◆ Activity list ◆
1. Do these statements agree with the passage on the serotonin theory of depression? (a) The serotonin theory of depression emerged in the 1960s. (b) Serotonin-based antidepressant drugs were first created in the 1980s. (c) Major depressive disorder is the most common mood disorder in the US. For each, answer yes or no and quote the words of the passage that decide it.
2. From the passage on the serotonin theory of depression, extract the stretch starting with "A Historical Recap" and going on through "side effect profile.".

◆ Text for analysis ◆
==================================================
Neuroinflammation is often a product of chronic disease and/or an unhealthy digestive system. Quelling a chronically overreacted immune response in the GI tract with an elimination diet, an anti-inflammatory lifestyle, and probiotic supplements has emerged as a viable treatment option for those struggling with low mood, and is a much-needed option for those who haven’t gotten relief with antidepressant therapy. 

Even better, these holistic treatments can avoid the unpleasant side effects of medication while addressing the underlying cause of depression. Let’s take a look at what has led to the development of the serotonin theory of depression, and see what cracks can be filled to help improve patient outcomes and create a more holistic approach to treating depression.

A Historical Recap of the Serotonin Theory of Depression

The 1960s brought forth the serotonin theory of depression, which began to shift the narrative around this pervasive, yet poorly understood, condition. At the time, depression was seen as a distinctly psychological (not physiological) phenomenon in the medical community. Because of this, there was a severe lack of treatments, which were limited to rest, electroconvulsive “shock” therapy, and medications that were largely ineffective with a high side effect profile.

It also heavily contributed to the negative stigma around this pervasive condition — around 14–16% of all people are suspected to experience depression at some point in their life, and major depressive disorder (MDD) is the most common mood disorder in the US [1, 2]. 

After its creation, the widespread dissemination of serotonin theory throughout the scientific community was groundbreaking for its novel and physiological explanation for depression. It purported that low levels of serotonin — one of our “feel good” neurotransmitters — in the brain were responsible for depressive symptoms. This debilitating, chronic condition was no longer “all in our heads” and now had an underlying physical component. 

It also suggested that this imbalance could be easily corrected by pharmaceuticals, which kicked-off much-needed developments in treatments for depression. Destigmatizing mental health still had a long way to go, but serotonin theory brought more awareness to depression and ultimately led to the creation of serotonin-based antidepressant drugs in the 1990s. 

To this day, researchers and clinicians rely heavily on serotonin theory and the closely related “monoamine hypothesis” — which accounts for imbalances of other neurotransmitters like dopamine and norepinephrine — for treating major depression.
==================================================
[Stored data entries]
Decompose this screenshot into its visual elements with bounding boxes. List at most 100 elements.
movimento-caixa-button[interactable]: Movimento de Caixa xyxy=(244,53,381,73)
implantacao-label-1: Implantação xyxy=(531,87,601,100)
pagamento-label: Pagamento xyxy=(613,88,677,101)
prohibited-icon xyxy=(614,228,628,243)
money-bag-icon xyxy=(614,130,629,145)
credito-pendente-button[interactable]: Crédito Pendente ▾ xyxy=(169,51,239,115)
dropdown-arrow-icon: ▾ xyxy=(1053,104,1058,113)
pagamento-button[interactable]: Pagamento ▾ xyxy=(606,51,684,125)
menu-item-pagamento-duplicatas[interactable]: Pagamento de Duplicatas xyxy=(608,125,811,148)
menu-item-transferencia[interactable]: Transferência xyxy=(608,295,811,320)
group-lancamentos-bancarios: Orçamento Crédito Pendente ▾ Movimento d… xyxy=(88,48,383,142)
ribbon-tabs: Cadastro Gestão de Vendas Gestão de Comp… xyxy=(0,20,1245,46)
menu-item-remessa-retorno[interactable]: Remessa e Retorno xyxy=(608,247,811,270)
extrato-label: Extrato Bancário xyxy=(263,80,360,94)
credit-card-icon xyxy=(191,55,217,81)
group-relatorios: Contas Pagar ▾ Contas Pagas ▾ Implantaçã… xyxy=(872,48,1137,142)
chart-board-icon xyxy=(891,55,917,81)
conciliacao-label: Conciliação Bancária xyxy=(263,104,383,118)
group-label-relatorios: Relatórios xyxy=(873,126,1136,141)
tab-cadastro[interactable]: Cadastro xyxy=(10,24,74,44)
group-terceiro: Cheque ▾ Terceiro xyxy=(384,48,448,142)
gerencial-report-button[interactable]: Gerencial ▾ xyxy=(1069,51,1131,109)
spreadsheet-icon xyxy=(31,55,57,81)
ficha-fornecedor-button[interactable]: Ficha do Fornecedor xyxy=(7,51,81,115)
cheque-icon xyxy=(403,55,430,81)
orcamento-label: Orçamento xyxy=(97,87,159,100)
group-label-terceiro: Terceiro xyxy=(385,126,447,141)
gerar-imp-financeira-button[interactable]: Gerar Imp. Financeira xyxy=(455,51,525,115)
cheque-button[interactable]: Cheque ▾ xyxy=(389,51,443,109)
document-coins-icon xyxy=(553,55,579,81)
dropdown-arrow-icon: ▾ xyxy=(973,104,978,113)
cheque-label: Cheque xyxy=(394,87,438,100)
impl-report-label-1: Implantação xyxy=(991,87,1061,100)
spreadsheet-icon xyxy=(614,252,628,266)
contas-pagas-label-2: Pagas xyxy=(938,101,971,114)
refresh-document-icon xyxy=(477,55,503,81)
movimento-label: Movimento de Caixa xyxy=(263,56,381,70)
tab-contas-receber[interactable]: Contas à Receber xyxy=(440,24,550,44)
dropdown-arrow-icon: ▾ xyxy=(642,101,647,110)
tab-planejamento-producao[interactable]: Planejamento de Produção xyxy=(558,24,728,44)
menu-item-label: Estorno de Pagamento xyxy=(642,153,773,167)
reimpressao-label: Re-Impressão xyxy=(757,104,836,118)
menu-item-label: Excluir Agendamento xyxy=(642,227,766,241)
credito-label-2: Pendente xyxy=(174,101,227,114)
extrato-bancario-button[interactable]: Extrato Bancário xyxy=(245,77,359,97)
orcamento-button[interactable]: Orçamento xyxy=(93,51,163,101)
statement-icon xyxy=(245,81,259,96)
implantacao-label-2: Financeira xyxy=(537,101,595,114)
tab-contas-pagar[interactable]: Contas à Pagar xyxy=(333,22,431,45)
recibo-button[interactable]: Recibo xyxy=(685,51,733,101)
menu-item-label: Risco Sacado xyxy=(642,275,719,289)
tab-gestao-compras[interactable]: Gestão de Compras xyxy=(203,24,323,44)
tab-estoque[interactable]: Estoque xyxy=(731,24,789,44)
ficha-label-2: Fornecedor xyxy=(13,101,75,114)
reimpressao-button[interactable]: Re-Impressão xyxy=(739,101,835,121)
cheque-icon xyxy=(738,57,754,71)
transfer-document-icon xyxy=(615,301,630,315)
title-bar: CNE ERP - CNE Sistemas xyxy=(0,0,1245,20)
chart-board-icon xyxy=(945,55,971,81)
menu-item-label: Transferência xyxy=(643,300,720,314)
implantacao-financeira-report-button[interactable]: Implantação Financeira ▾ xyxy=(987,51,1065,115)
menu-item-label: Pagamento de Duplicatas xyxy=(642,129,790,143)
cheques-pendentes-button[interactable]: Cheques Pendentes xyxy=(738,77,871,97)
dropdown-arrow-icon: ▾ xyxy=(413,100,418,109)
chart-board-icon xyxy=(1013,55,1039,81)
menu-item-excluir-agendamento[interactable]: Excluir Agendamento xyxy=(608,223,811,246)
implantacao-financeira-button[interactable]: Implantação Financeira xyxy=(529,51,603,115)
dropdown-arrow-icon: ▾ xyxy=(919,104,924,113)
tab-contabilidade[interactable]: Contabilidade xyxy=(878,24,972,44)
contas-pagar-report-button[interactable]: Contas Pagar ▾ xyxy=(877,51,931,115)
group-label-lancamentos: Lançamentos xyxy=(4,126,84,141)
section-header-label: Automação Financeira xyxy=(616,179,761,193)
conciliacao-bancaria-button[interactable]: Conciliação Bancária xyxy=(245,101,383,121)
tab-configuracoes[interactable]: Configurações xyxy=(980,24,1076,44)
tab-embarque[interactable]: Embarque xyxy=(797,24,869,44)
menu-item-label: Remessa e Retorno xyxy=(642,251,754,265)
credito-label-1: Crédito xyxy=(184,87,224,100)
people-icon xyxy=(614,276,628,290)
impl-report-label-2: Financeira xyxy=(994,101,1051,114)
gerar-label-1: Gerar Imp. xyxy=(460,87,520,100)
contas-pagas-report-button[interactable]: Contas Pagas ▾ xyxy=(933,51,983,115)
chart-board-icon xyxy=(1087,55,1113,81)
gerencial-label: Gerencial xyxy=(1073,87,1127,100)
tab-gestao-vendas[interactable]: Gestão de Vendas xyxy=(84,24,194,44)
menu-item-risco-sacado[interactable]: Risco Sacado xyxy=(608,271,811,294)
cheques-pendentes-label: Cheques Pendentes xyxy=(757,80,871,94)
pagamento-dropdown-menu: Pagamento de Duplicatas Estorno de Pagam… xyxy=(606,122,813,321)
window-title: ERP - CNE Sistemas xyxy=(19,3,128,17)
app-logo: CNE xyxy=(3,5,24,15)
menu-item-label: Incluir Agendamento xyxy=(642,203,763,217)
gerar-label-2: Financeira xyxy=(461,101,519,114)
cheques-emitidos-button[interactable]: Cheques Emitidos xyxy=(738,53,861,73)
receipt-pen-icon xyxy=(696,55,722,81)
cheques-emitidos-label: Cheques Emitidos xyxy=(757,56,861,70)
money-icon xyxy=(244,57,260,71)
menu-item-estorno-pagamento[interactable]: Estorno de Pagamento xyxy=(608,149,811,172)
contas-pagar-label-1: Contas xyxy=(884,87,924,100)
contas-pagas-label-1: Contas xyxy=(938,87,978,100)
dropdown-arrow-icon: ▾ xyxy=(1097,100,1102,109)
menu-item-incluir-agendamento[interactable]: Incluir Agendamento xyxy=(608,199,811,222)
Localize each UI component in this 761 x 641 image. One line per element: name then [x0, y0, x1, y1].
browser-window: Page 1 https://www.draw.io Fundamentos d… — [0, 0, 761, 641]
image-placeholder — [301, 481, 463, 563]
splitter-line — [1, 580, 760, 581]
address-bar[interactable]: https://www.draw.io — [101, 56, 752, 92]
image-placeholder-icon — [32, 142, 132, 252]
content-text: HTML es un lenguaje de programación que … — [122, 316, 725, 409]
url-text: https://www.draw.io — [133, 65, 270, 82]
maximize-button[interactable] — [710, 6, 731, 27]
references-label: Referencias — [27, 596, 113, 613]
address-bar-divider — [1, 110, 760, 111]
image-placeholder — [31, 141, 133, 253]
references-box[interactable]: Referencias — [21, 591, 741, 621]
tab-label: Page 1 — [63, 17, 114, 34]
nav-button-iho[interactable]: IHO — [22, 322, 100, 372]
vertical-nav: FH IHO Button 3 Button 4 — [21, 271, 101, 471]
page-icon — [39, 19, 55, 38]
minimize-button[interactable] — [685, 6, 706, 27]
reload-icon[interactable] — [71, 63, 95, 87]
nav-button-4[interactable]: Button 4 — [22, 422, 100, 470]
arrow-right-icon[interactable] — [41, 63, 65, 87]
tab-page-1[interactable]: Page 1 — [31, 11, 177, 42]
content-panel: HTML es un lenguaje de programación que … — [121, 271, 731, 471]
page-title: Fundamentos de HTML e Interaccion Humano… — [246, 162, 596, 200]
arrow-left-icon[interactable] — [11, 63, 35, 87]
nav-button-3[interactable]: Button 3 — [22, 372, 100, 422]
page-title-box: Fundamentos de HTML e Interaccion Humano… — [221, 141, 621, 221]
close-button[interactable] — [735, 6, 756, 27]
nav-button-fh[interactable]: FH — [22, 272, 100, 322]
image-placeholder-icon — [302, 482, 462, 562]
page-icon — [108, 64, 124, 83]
==================================================
◆ Solution list ◆
1.
(a) Yes: "The 1960s brought forth the serotonin theory of depression"
(b) No: "ultimately led to the creation of serotonin-based antidepressant drugs in the 1990s"
(c) Yes: "major depressive disorder (MDD) is the most common mood disorder in the US"

2.
A Historical Recap of the Serotonin Theory of Depression

The 1960s brought forth the serotonin theory of depression, which began to shift the narrative around this pervasive, yet poorly understood, condition. At the time, depression was seen as a distinctly psychological (not physiological) phenomenon in the medical community. Because of this, there was a severe lack of treatments, which were limited to rest, electroconvulsive “shock” therapy, and medications that were largely ineffective with a high side effect profile.